Reproduce every record below exactly as written, leaving out any pictures.
---
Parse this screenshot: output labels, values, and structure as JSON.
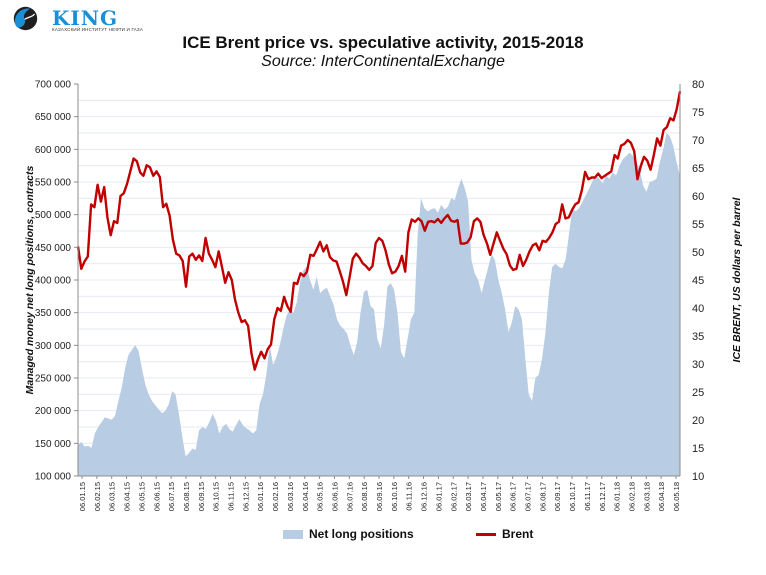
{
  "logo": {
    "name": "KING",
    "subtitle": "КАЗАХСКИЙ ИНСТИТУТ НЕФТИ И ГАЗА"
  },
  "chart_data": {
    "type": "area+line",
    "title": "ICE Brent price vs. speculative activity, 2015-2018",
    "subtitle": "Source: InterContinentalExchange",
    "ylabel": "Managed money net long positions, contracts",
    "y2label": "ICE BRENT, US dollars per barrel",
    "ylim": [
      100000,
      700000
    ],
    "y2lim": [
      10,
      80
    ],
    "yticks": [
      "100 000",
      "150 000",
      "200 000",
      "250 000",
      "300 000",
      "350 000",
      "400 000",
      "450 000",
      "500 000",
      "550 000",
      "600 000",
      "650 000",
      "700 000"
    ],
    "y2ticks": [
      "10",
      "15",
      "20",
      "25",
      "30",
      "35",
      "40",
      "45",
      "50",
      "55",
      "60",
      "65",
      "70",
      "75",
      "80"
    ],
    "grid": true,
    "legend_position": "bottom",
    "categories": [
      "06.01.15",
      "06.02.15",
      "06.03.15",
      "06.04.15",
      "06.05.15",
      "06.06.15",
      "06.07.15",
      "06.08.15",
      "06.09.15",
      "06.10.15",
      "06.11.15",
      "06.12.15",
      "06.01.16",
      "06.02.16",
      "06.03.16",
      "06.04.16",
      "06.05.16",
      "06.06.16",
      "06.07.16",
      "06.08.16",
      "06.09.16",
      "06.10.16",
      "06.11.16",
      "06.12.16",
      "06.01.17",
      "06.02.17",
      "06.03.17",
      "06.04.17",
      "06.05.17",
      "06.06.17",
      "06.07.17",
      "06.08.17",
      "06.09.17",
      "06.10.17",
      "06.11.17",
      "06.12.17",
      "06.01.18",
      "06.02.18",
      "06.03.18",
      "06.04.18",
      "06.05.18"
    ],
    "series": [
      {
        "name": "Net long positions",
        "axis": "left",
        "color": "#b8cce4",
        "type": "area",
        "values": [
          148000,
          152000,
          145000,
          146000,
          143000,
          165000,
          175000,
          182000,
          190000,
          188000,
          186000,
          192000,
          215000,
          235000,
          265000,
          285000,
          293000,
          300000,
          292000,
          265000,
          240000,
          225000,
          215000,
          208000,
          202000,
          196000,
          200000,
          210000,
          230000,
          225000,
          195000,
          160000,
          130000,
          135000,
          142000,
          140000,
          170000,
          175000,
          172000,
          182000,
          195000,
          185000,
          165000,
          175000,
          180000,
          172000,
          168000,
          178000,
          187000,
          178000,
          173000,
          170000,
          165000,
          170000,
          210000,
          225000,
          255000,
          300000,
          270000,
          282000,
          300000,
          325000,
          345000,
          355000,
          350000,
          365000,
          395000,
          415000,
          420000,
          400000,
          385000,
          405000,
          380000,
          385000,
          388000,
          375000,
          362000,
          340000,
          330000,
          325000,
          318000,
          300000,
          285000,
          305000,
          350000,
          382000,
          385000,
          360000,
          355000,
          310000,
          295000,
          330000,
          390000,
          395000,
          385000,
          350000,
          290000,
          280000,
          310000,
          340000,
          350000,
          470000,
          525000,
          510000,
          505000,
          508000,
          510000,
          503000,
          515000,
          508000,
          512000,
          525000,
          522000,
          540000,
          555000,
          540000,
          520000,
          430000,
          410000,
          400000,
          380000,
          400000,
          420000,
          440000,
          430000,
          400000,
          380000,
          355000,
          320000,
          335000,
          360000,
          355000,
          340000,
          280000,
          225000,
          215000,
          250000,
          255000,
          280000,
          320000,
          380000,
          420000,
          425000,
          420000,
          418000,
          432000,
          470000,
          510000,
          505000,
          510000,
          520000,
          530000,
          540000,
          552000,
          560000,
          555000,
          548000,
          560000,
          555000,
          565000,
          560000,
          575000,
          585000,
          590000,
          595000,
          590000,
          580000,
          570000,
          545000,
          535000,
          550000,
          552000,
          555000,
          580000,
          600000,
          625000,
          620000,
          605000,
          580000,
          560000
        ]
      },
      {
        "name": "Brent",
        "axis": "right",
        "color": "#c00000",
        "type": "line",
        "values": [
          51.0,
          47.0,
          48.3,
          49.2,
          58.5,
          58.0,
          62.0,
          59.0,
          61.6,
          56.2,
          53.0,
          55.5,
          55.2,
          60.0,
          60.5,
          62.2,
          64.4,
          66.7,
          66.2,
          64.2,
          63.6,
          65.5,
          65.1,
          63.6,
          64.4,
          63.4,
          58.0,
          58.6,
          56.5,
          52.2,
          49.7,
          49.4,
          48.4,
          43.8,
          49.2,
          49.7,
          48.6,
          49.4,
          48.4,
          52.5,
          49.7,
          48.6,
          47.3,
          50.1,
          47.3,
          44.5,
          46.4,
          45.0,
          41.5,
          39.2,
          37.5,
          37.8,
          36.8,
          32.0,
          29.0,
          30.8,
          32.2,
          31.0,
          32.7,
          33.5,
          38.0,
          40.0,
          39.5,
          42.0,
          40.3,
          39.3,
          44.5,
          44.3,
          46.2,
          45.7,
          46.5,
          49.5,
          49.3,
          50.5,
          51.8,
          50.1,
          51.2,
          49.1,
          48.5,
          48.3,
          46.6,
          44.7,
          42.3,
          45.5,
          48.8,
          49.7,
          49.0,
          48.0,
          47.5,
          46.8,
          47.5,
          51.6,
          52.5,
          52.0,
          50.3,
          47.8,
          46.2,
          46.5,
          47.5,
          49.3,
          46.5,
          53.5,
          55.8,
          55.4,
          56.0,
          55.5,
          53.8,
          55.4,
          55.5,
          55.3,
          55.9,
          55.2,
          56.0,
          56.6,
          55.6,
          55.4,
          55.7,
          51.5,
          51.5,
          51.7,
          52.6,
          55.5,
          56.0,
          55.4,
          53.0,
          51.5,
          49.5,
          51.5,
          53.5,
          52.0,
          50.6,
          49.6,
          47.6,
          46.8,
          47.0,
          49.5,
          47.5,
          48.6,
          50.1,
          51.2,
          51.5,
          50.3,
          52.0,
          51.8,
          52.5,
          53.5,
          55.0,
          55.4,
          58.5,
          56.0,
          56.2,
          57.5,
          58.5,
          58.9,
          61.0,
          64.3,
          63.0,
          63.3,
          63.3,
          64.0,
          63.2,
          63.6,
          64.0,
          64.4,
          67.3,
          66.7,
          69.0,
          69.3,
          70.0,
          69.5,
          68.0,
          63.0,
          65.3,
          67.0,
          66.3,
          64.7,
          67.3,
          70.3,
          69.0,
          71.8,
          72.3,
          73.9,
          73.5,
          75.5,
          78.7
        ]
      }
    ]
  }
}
---
The solution
Parse this screenshot: output labels, values, and structure as JSON.
{
  "logo": {
    "name": "KING",
    "subtitle": "КАЗАХСКИЙ ИНСТИТУТ НЕФТИ И ГАЗА"
  },
  "chart_data": {
    "type": "area+line",
    "title": "ICE Brent price vs. speculative activity, 2015-2018",
    "subtitle": "Source: InterContinentalExchange",
    "ylabel": "Managed money net long positions, contracts",
    "y2label": "ICE BRENT, US dollars per barrel",
    "ylim": [
      100000,
      700000
    ],
    "y2lim": [
      10,
      80
    ],
    "yticks": [
      "100 000",
      "150 000",
      "200 000",
      "250 000",
      "300 000",
      "350 000",
      "400 000",
      "450 000",
      "500 000",
      "550 000",
      "600 000",
      "650 000",
      "700 000"
    ],
    "y2ticks": [
      "10",
      "15",
      "20",
      "25",
      "30",
      "35",
      "40",
      "45",
      "50",
      "55",
      "60",
      "65",
      "70",
      "75",
      "80"
    ],
    "grid": true,
    "legend_position": "bottom",
    "categories": [
      "06.01.15",
      "06.02.15",
      "06.03.15",
      "06.04.15",
      "06.05.15",
      "06.06.15",
      "06.07.15",
      "06.08.15",
      "06.09.15",
      "06.10.15",
      "06.11.15",
      "06.12.15",
      "06.01.16",
      "06.02.16",
      "06.03.16",
      "06.04.16",
      "06.05.16",
      "06.06.16",
      "06.07.16",
      "06.08.16",
      "06.09.16",
      "06.10.16",
      "06.11.16",
      "06.12.16",
      "06.01.17",
      "06.02.17",
      "06.03.17",
      "06.04.17",
      "06.05.17",
      "06.06.17",
      "06.07.17",
      "06.08.17",
      "06.09.17",
      "06.10.17",
      "06.11.17",
      "06.12.17",
      "06.01.18",
      "06.02.18",
      "06.03.18",
      "06.04.18",
      "06.05.18"
    ],
    "series": [
      {
        "name": "Net long positions",
        "axis": "left",
        "color": "#b8cce4",
        "type": "area",
        "values": [
          148000,
          152000,
          145000,
          146000,
          143000,
          165000,
          175000,
          182000,
          190000,
          188000,
          186000,
          192000,
          215000,
          235000,
          265000,
          285000,
          293000,
          300000,
          292000,
          265000,
          240000,
          225000,
          215000,
          208000,
          202000,
          196000,
          200000,
          210000,
          230000,
          225000,
          195000,
          160000,
          130000,
          135000,
          142000,
          140000,
          170000,
          175000,
          172000,
          182000,
          195000,
          185000,
          165000,
          175000,
          180000,
          172000,
          168000,
          178000,
          187000,
          178000,
          173000,
          170000,
          165000,
          170000,
          210000,
          225000,
          255000,
          300000,
          270000,
          282000,
          300000,
          325000,
          345000,
          355000,
          350000,
          365000,
          395000,
          415000,
          420000,
          400000,
          385000,
          405000,
          380000,
          385000,
          388000,
          375000,
          362000,
          340000,
          330000,
          325000,
          318000,
          300000,
          285000,
          305000,
          350000,
          382000,
          385000,
          360000,
          355000,
          310000,
          295000,
          330000,
          390000,
          395000,
          385000,
          350000,
          290000,
          280000,
          310000,
          340000,
          350000,
          470000,
          525000,
          510000,
          505000,
          508000,
          510000,
          503000,
          515000,
          508000,
          512000,
          525000,
          522000,
          540000,
          555000,
          540000,
          520000,
          430000,
          410000,
          400000,
          380000,
          400000,
          420000,
          440000,
          430000,
          400000,
          380000,
          355000,
          320000,
          335000,
          360000,
          355000,
          340000,
          280000,
          225000,
          215000,
          250000,
          255000,
          280000,
          320000,
          380000,
          420000,
          425000,
          420000,
          418000,
          432000,
          470000,
          510000,
          505000,
          510000,
          520000,
          530000,
          540000,
          552000,
          560000,
          555000,
          548000,
          560000,
          555000,
          565000,
          560000,
          575000,
          585000,
          590000,
          595000,
          590000,
          580000,
          570000,
          545000,
          535000,
          550000,
          552000,
          555000,
          580000,
          600000,
          625000,
          620000,
          605000,
          580000,
          560000
        ]
      },
      {
        "name": "Brent",
        "axis": "right",
        "color": "#c00000",
        "type": "line",
        "values": [
          51.0,
          47.0,
          48.3,
          49.2,
          58.5,
          58.0,
          62.0,
          59.0,
          61.6,
          56.2,
          53.0,
          55.5,
          55.2,
          60.0,
          60.5,
          62.2,
          64.4,
          66.7,
          66.2,
          64.2,
          63.6,
          65.5,
          65.1,
          63.6,
          64.4,
          63.4,
          58.0,
          58.6,
          56.5,
          52.2,
          49.7,
          49.4,
          48.4,
          43.8,
          49.2,
          49.7,
          48.6,
          49.4,
          48.4,
          52.5,
          49.7,
          48.6,
          47.3,
          50.1,
          47.3,
          44.5,
          46.4,
          45.0,
          41.5,
          39.2,
          37.5,
          37.8,
          36.8,
          32.0,
          29.0,
          30.8,
          32.2,
          31.0,
          32.7,
          33.5,
          38.0,
          40.0,
          39.5,
          42.0,
          40.3,
          39.3,
          44.5,
          44.3,
          46.2,
          45.7,
          46.5,
          49.5,
          49.3,
          50.5,
          51.8,
          50.1,
          51.2,
          49.1,
          48.5,
          48.3,
          46.6,
          44.7,
          42.3,
          45.5,
          48.8,
          49.7,
          49.0,
          48.0,
          47.5,
          46.8,
          47.5,
          51.6,
          52.5,
          52.0,
          50.3,
          47.8,
          46.2,
          46.5,
          47.5,
          49.3,
          46.5,
          53.5,
          55.8,
          55.4,
          56.0,
          55.5,
          53.8,
          55.4,
          55.5,
          55.3,
          55.9,
          55.2,
          56.0,
          56.6,
          55.6,
          55.4,
          55.7,
          51.5,
          51.5,
          51.7,
          52.6,
          55.5,
          56.0,
          55.4,
          53.0,
          51.5,
          49.5,
          51.5,
          53.5,
          52.0,
          50.6,
          49.6,
          47.6,
          46.8,
          47.0,
          49.5,
          47.5,
          48.6,
          50.1,
          51.2,
          51.5,
          50.3,
          52.0,
          51.8,
          52.5,
          53.5,
          55.0,
          55.4,
          58.5,
          56.0,
          56.2,
          57.5,
          58.5,
          58.9,
          61.0,
          64.3,
          63.0,
          63.3,
          63.3,
          64.0,
          63.2,
          63.6,
          64.0,
          64.4,
          67.3,
          66.7,
          69.0,
          69.3,
          70.0,
          69.5,
          68.0,
          63.0,
          65.3,
          67.0,
          66.3,
          64.7,
          67.3,
          70.3,
          69.0,
          71.8,
          72.3,
          73.9,
          73.5,
          75.5,
          78.7
        ]
      }
    ]
  }
}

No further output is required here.